• [Objetivo 1]: Indique se cada afirmação concorda com o trecho: (a) quem escreve carrega as pechas recebidas com certa tranquilidade; (b) quem defende o capitalismo de mercado é taxado de egoísta e ganancioso; (c) quem escreve costuma levar as diferenças de opinião para o lado pessoal. Responda sim ou não a cada uma e cite literalmente as palavras do trecho que decidem.

++++ Trecho

Qualquer um que se atreva a defender os princípios da liberal democracia ou do capitalismo de mercado nesta nossa sociedade, virtualmente arrebatada pela Revolução Cultural Gramsciana, onde o discurso prevalece sobre as atitudes e as versões têm peso maior do que os fatos, é imediatamente taxado de egoísta, ganancioso, sem coração e outras alcunhas não menos ofensivas. As pechas sobre mim lançadas, carrego-as até com certa tranqüilidade, principalmente porque acredito naquilo que defendo. Ademais, não ganho absolutamente nada com essa, digamos, "ideologia política", exceto, é claro, a satisfação do dever cumprido. Procuro manter, até onde a minha paciência frente à burrice permite, uma atitude tolerante com as opiniões contrárias, jamais levando eventuais diferenças para o lado pessoal.

++++++++

• [Objetivo 2]: Transcreva sem nenhuma alteração as linhas dos dados fornecidos abaixo. Comece na linha que contém "paragraph-lead: 安全生产风险防控能力提升。 —" e termine na última linha desses dados, incluindo as duas.

++++ Dados fornecidos

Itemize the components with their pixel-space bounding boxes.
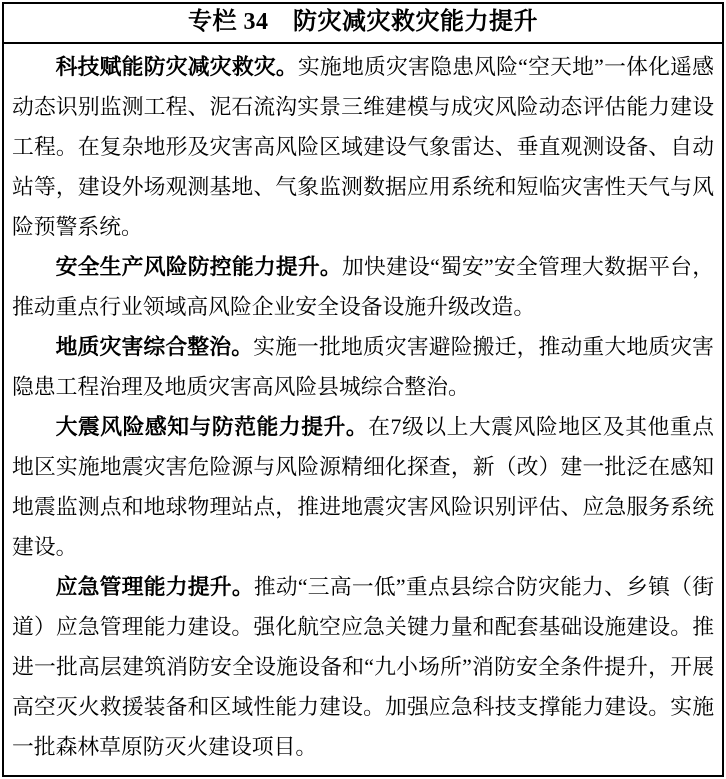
paragraph-lead: 安全生产风险防控能力提升。 — [56, 255, 342, 279]
column-box: 专栏 34 防灾减灾救灾能力提升 科技赋能防灾减灾救灾。实施地质灾害隐患风险“空… — [2, 2, 724, 777]
paragraph-lead: 大震风险感知与防范能力提升。 — [56, 415, 369, 439]
paragraph: 安全生产风险防控能力提升。加快建设“蜀安”安全管理大数据平台，推动重点行业领域高… — [12, 247, 714, 327]
column-title: 专栏 34 防灾减灾救灾能力提升 — [4, 4, 722, 44]
paragraph: 应急管理能力提升。推动“三高一低”重点县综合防灾能力、乡镇（街道）应急管理能力建… — [12, 567, 714, 767]
paragraph: 科技赋能防灾减灾救灾。实施地质灾害隐患风险“空天地”一体化遥感动态识别监测工程、… — [12, 47, 714, 247]
paragraph-text: 实施地质灾害隐患风险“空天地”一体化遥感动态识别监测工程、泥石流沟实景三维建模与… — [12, 55, 714, 239]
paragraph: 大震风险感知与防范能力提升。在7级以上大震风险地区及其他重点地区实施地震灾害危险… — [12, 407, 714, 567]
column-body: 科技赋能防灾减灾救灾。实施地质灾害隐患风险“空天地”一体化遥感动态识别监测工程、… — [4, 44, 722, 767]
paragraph: 地质灾害综合整治。实施一批地质灾害避险搬迁，推动重大地质灾害隐患工程治理及地质灾… — [12, 327, 714, 407]
paragraph-lead: 科技赋能防灾减灾救灾。 — [56, 55, 298, 79]
paragraph-text: 推动“三高一低”重点县综合防灾能力、乡镇（街道）应急管理能力建设。强化航空应急关… — [12, 575, 714, 759]
paragraph-lead: 地质灾害综合整治。 — [56, 335, 254, 359]
paragraph-lead: 应急管理能力提升。 — [56, 575, 254, 599]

++++++++

• [Resposta escrita 1]:
(a) Sim: "As pechas sobre mim lançadas, carrego-as até com certa tranqüilidade".
(b) Sim: "é imediatamente taxado de egoísta, ganancioso, sem coração".
(c) Não: "jamais levando eventuais diferenças para o lado pessoal".

• [Resposta escrita 2]:
paragraph-lead: 安全生产风险防控能力提升。 — [56, 255, 342, 279]
column-box: 专栏 34 防灾减灾救灾能力提升 科技赋能防灾减灾救灾。实施地质灾害隐患风险“空… — [2, 2, 724, 777]
paragraph-lead: 大震风险感知与防范能力提升。 — [56, 415, 369, 439]
paragraph: 安全生产风险防控能力提升。加快建设“蜀安”安全管理大数据平台，推动重点行业领域高… — [12, 247, 714, 327]
column-title: 专栏 34 防灾减灾救灾能力提升 — [4, 4, 722, 44]
paragraph: 应急管理能力提升。推动“三高一低”重点县综合防灾能力、乡镇（街道）应急管理能力建… — [12, 567, 714, 767]
paragraph: 科技赋能防灾减灾救灾。实施地质灾害隐患风险“空天地”一体化遥感动态识别监测工程、… — [12, 47, 714, 247]
paragraph-text: 实施地质灾害隐患风险“空天地”一体化遥感动态识别监测工程、泥石流沟实景三维建模与… — [12, 55, 714, 239]
paragraph: 大震风险感知与防范能力提升。在7级以上大震风险地区及其他重点地区实施地震灾害危险… — [12, 407, 714, 567]
column-body: 科技赋能防灾减灾救灾。实施地质灾害隐患风险“空天地”一体化遥感动态识别监测工程、… — [4, 44, 722, 767]
paragraph: 地质灾害综合整治。实施一批地质灾害避险搬迁，推动重大地质灾害隐患工程治理及地质灾… — [12, 327, 714, 407]
paragraph-lead: 科技赋能防灾减灾救灾。 — [56, 55, 298, 79]
paragraph-text: 推动“三高一低”重点县综合防灾能力、乡镇（街道）应急管理能力建设。强化航空应急关… — [12, 575, 714, 759]
paragraph-lead: 地质灾害综合整治。 — [56, 335, 254, 359]
paragraph-lead: 应急管理能力提升。 — [56, 575, 254, 599]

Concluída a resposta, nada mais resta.